A suo modo la ragione ha sostenuto una partecipazione importante nella storia religiosa, facendo crollare ciò che non reggeva e rifiutando le aberrazioni derivate.

Ma nel suo sforzo per sbarazzarsi da ignoranza e superstizione che si sono posate sulle forme e sui simboli religiosi, la ragione intellettuale, non illuminata dalla conoscenza spirituale, non soltanto tende a negare ma, per quanto le è possibile, a distruggere le verità e le esperienze che esse contenevano.

Le riforme che attribuiscono una superiore importanza alla ragione, austeramente virate al negativo, protestanti su ogni cosa, creano nuove regole religiose prive di ricchezza spirituale e di pienezza di emozione. Esse non sono ricche di contenuto: la loro forma ed il loro spirito risultano impoveriti, spogli e freddi.

Inoltre non sono davvero razionali, perché non vivono in virtù del loro ragionamento, che allo spirito razionale appaiono tanto irrazionali quanto quelli dei credi che hanno sostituito, e ancor meno vivono grazie alle loro negazioni, bensì della quantità di fede e fervore dei nuovi devoti.

La fede ed il fervore sono sovrarazionali nell’insieme del loro scopo e contengono certamente pure taluni elementi infrarazionali.

Se tali correnti rinnovate possono sembrare alla mentalità comune meno grossolane di quelle con il loro credo meno interrogativo e critico, ciò avviene spesso perché si avventurano più timidamente o evitano il dominio dell’esperienza sovrarazionale.

C’è poco da fare: nel suo aspetto religioso, la vita degli istinti e degli impulsi non può essere purificata in modo soddisfacente dalla ragione: può esserlo piuttosto mediante una sublimazione che li eleva fino alle illuminazioni dello Spirito.

La linea naturale dello sviluppo religioso procede sempre per illuminazione e le riforme religiose sono più efficaci quando illuminano a nuovo le forme antiche, anziché distruggerle. Quando le sostituzioni avvengono per maggior pienezza di contenuto piuttosto che per maggiore povertà e, in ogni caso, quando purificano il campo con un’illuminazione sovrarazionale, non certo con “chiarimenti” razionali.

Una religione puramente razionale non può essere che un arido deismo e da tali tentativi non si è mai riusciti ad ottenere vita e permanenza: perché essi agiscono contrariamente alla legge naturale e alla legge spirituale: al dharma della religione (Ho riscritto “dharma” al posto di due righe complicate).

Se la ragione viene chiamata a svolgere una parte decisiva, deve essere una ragione che principia dall’intuizione, mai disgiunta dalla visione interiore e dall’intensità spirituale.

Mai si dovrebbe dimenticare che l’infrarazionale ha pure in se verità segrete che non appartengono al dominio della ragione né dipendono dal suo giudizio.

_Consegna_
Ricopia senza modifiche il passo del brano su ragione e religione che parte da "La linea naturale" e termina con "e dall’intensità spirituale.".

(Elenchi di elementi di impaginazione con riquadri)
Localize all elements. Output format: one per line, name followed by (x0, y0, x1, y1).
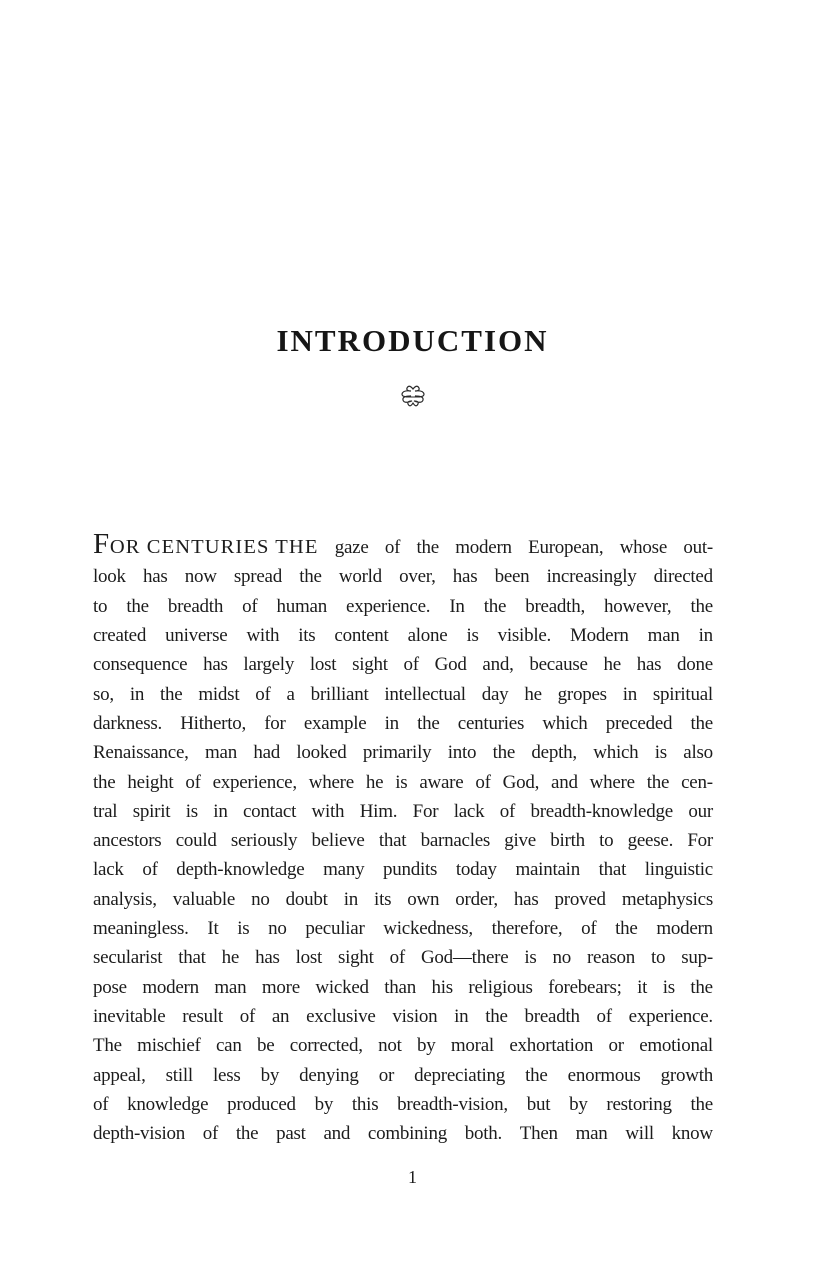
text-line: created universe with its content alone is visible. Modern man in (93, 624, 713, 646)
text-line: ancestors could seriously believe that barnacles give birth to geese. For (93, 830, 713, 852)
text-line: consequence has largely lost sight of God and, because he has done (93, 654, 713, 676)
text-line: inevitable result of an exclusive vision in the breadth of experience. (93, 1006, 713, 1027)
text-line: of knowledge produced by this breadth-vision, but by restoring the (93, 1093, 713, 1115)
text-line: look has now spread the world over, has been increasingly directed (93, 566, 713, 588)
text-line: secularist that he has lost sight of God—there is no reason to sup- (93, 947, 713, 969)
fleuron-icon (0, 383, 825, 411)
text-line: tral spirit is in contact with Him. For lack of breadth-knowledge our (93, 800, 713, 822)
chapter-heading: INTRODUCTION (276, 323, 549, 358)
page-number: 1 (408, 1167, 417, 1187)
opening-phrase (93, 528, 319, 562)
text-line: Renaissance, man had looked primarily into the depth, which is also (93, 742, 713, 764)
text-line: so, in the midst of a brilliant intellectual day he gropes in spiritual (93, 683, 713, 705)
text-line: pose modern man more wicked than his religious forebears; it is the (93, 976, 713, 998)
text-line: analysis, valuable no doubt in its own order, has proved metaphysics (93, 888, 713, 910)
text-line: the height of experience, where he is aware of God, and where the cen- (93, 771, 713, 793)
text-line: appeal, still less by denying or depreciating the enormous growth (93, 1064, 713, 1086)
text-line: darkness. Hitherto, for example in the centuries which preceded the (93, 712, 713, 734)
text-line: The mischief can be corrected, not by moral exhortation or emotional (93, 1035, 713, 1057)
opening-initial: F (93, 528, 109, 560)
text-line: lack of depth-knowledge many pundits today maintain that linguistic (93, 859, 713, 881)
text-line: depth-vision of the past and combining both. Then man will know (93, 1123, 713, 1145)
paragraph-body (93, 528, 713, 1149)
text-line: meaningless. It is no peculiar wickedness, therefore, of the modern (93, 918, 713, 940)
opening-small-caps: OR CENTURIES THE (109, 536, 319, 558)
paragraph-first-line: FOR CENTURIES THE gaze of the modern European, whose out- (93, 533, 713, 562)
text-line: to the breadth of human experience. In the breadth, however, the (93, 595, 713, 617)
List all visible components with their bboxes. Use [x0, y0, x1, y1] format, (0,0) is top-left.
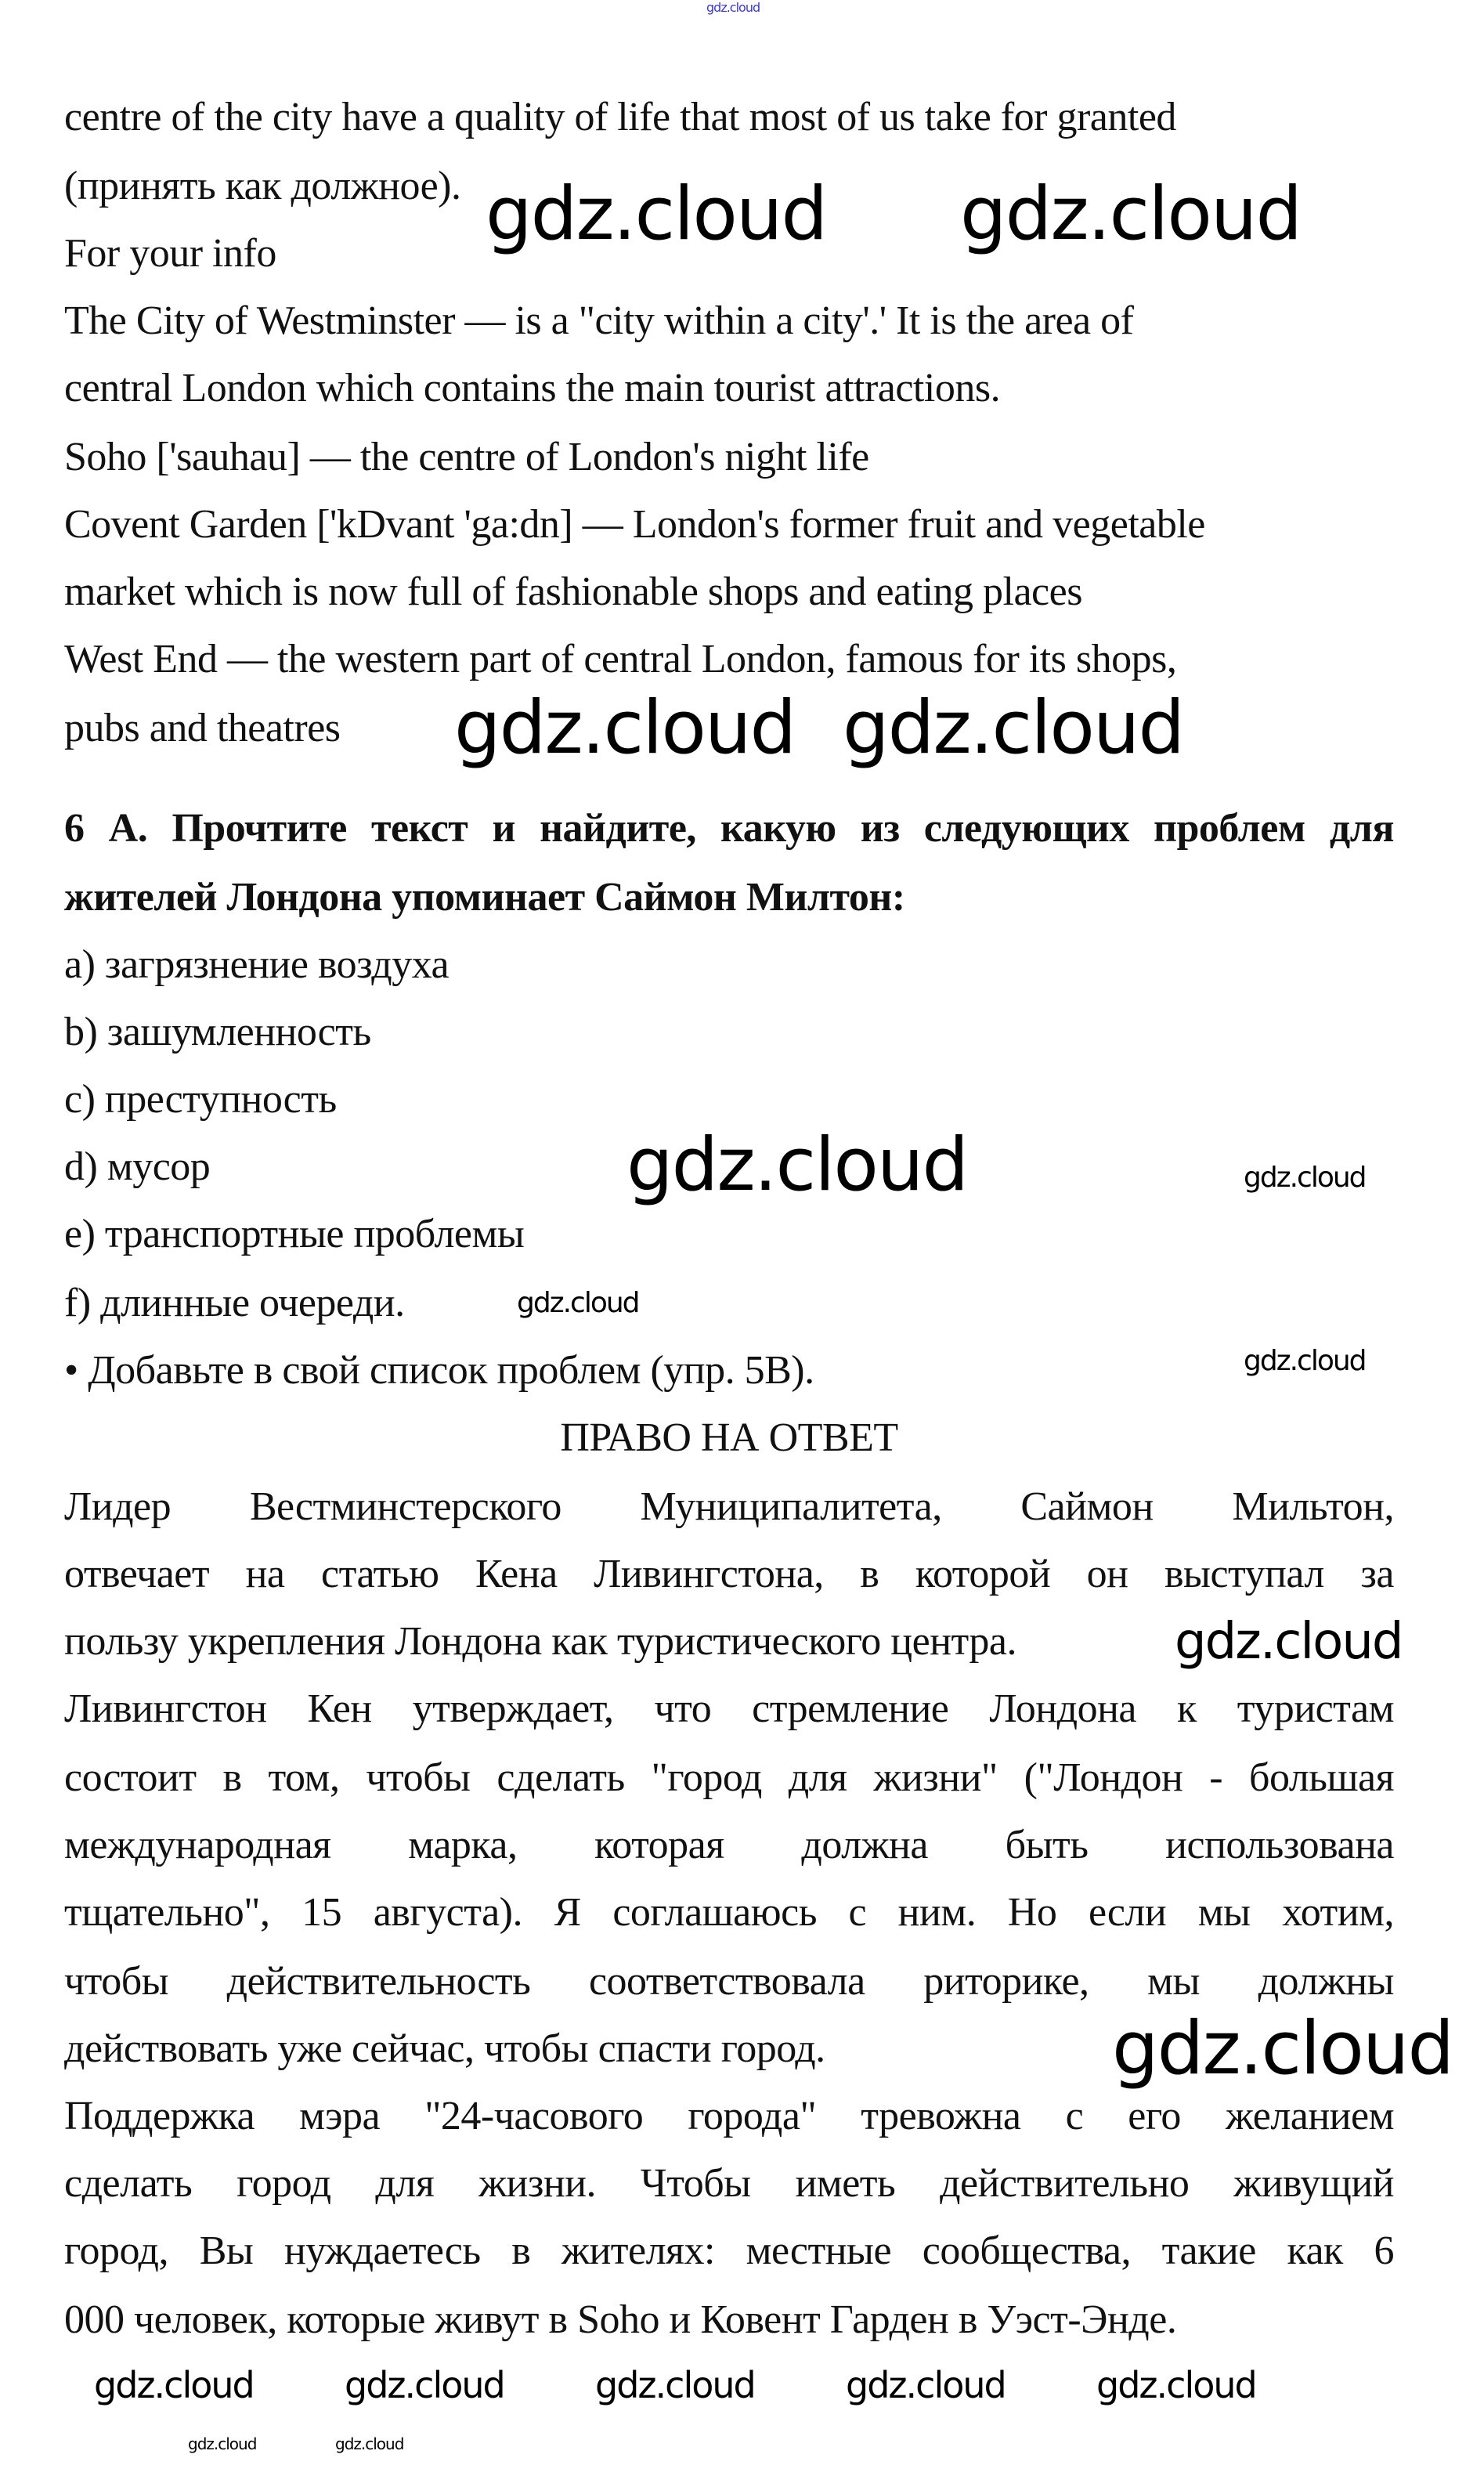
text-line: The City of Westminster — is a "city within a city'.' It is the area of: [64, 298, 1134, 343]
watermark: gdz.cloud: [335, 2434, 404, 2453]
list-item: d) мусор: [64, 1144, 211, 1189]
text-line: 000 человек, которые живут в Soho и Ковент Гарден в Уэст-Энде.: [64, 2297, 1177, 2342]
text-line: centre of the city have a quality of life that most of us take for granted: [64, 95, 1176, 139]
watermark: gdz.cloud: [454, 685, 796, 771]
text-line: Лидер Вестминстерского Муниципалитета, Саймон Мильтон,: [64, 1484, 1394, 1529]
article-title: ПРАВО НА ОТВЕТ: [560, 1415, 898, 1460]
watermark: gdz.cloud: [1244, 1162, 1366, 1194]
watermark: gdz.cloud: [960, 172, 1302, 257]
text-line: состоит в том, чтобы сделать "город для жизни" ("Лондон - большая: [64, 1755, 1394, 1800]
bullet-instruction: • Добавьте в свой список проблем (упр. 5В).: [64, 1348, 814, 1393]
watermark: gdz.cloud: [626, 1122, 968, 1208]
watermark: gdz.cloud: [188, 2434, 257, 2453]
list-item: b) зашумленность: [64, 1010, 371, 1054]
text-line: Covent Garden ['kDvant 'ga:dn] — London's former fruit and vegetable: [64, 502, 1205, 547]
watermark: gdz.cloud: [1096, 2364, 1256, 2406]
watermark: gdz.cloud: [486, 172, 827, 257]
exercise-6a-heading: 6 А. Прочтите текст и найдите, какую из следующих проблем для: [64, 806, 1394, 851]
list-item: a) загрязнение воздуха: [64, 942, 450, 987]
text-line: market which is now full of fashionable shops and eating places: [64, 569, 1082, 614]
watermark: gdz.cloud: [1175, 1613, 1403, 1671]
text-line: (принять как должное).: [64, 164, 461, 208]
text-line: Soho ['sauhau] — the centre of London's night life: [64, 435, 869, 479]
watermark: gdz.cloud: [846, 2364, 1006, 2406]
watermark: gdz.cloud: [94, 2364, 254, 2406]
text-line: сделать город для жизни. Чтобы иметь действительно живущий: [64, 2161, 1394, 2206]
list-item: e) транспортные проблемы: [64, 1212, 525, 1256]
text-line: Поддержка мэра "24-часового города" тревожна с его желанием: [64, 2094, 1394, 2138]
text-line: Ливингстон Кен утверждает, что стремление Лондона к туристам: [64, 1686, 1394, 1731]
text-line: международная марка, которая должна быть использована: [64, 1823, 1394, 1867]
watermark: gdz.cloud: [706, 0, 760, 15]
text-line: central London which contains the main tourist attractions.: [64, 366, 1001, 410]
watermark: gdz.cloud: [595, 2364, 755, 2406]
watermark: gdz.cloud: [843, 685, 1184, 771]
watermark: gdz.cloud: [1244, 1345, 1366, 1377]
text-line: чтобы действительность соответствовала риторике, мы должны: [64, 1959, 1394, 2004]
text-line: тщательно", 15 августа). Я соглашаюсь с ним. Но если мы хотим,: [64, 1890, 1394, 1935]
section-heading-for-your-info: For your info: [64, 231, 276, 276]
exercise-6a-heading: жителей Лондона упоминает Саймон Милтон:: [64, 875, 905, 920]
text-line: действовать уже сейчас, чтобы спасти город.: [64, 2026, 825, 2071]
watermark: gdz.cloud: [1112, 2006, 1453, 2091]
text-line: город, Вы нуждаетесь в жителях: местные сообщества, такие как 6: [64, 2228, 1394, 2273]
text-line: pubs and theatres: [64, 706, 341, 750]
watermark: gdz.cloud: [345, 2364, 504, 2406]
text-line: отвечает на статью Кена Ливингстона, в которой он выступал за: [64, 1552, 1394, 1596]
watermark: gdz.cloud: [517, 1287, 639, 1319]
text-line: пользу укрепления Лондона как туристического центра.: [64, 1619, 1016, 1664]
text-line: West End — the western part of central London, famous for its shops,: [64, 637, 1177, 681]
list-item: c) преступность: [64, 1077, 337, 1122]
list-item: f) длинные очереди.: [64, 1281, 405, 1325]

_Svolgimento_
La linea naturale dello sviluppo religioso procede sempre per illuminazione e le riforme religiose sono più efficaci quando illuminano a nuovo le forme antiche, anziché distruggerle. Quando le sostituzioni avvengono per maggior pienezza di contenuto piuttosto che per maggiore povertà e, in ogni caso, quando purificano il campo con un’illuminazione sovrarazionale, non certo con “chiarimenti” razionali.

Una religione puramente razionale non può essere che un arido deismo e da tali tentativi non si è mai riusciti ad ottenere vita e permanenza: perché essi agiscono contrariamente alla legge naturale e alla legge spirituale: al dharma della religione (Ho riscritto “dharma” al posto di due righe complicate).

Se la ragione viene chiamata a svolgere una parte decisiva, deve essere una ragione che principia dall’intuizione, mai disgiunta dalla visione interiore e dall’intensità spirituale.